**Your goal**
Count every line below in which "Familie" occurs, then give only the count.

* START *

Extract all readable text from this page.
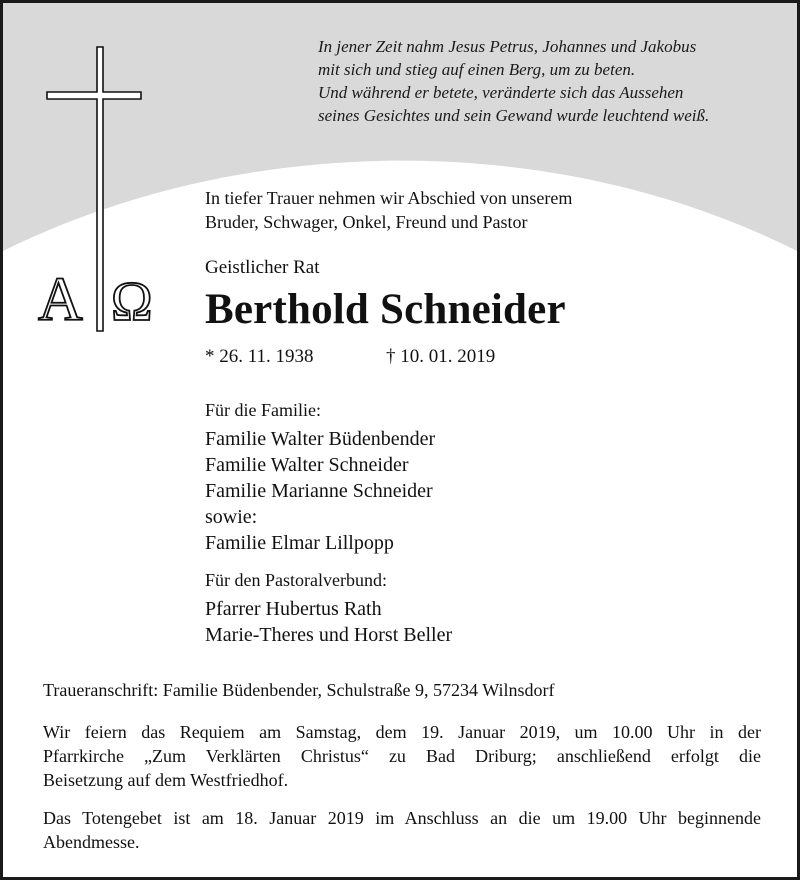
A Ω
In jener Zeit nahm Jesus Petrus, Johannes und Jakobus
mit sich und stieg auf einen Berg, um zu beten.
Und während er betete, veränderte sich das Aussehen
seines Gesichtes und sein Gewand wurde leuchtend weiß.
In tiefer Trauer nehmen wir Abschied von unserem
Bruder, Schwager, Onkel, Freund und Pastor
Geistlicher Rat
Berthold Schneider
* 26. 11. 1938	† 10. 01. 2019
Für die Familie:
Familie Walter Büdenbender
Familie Walter Schneider
Familie Marianne Schneider
sowie:
Familie Elmar Lillpopp
Für den Pastoralverbund:
Pfarrer Hubertus Rath
Marie-Theres und Horst Beller
Traueranschrift: Familie Büdenbender, Schulstraße 9, 57234 Wilnsdorf
Wir feiern das Requiem am Samstag, dem 19. Januar 2019, um 10.00 Uhr in der
Pfarrkirche „Zum Verklärten Christus“ zu Bad Driburg; anschließend erfolgt die
Beisetzung auf dem Westfriedhof.
Das Totengebet ist am 18. Januar 2019 im Anschluss an die um 19.00 Uhr beginnende
Abendmesse.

* END *

**Solution to this task**
6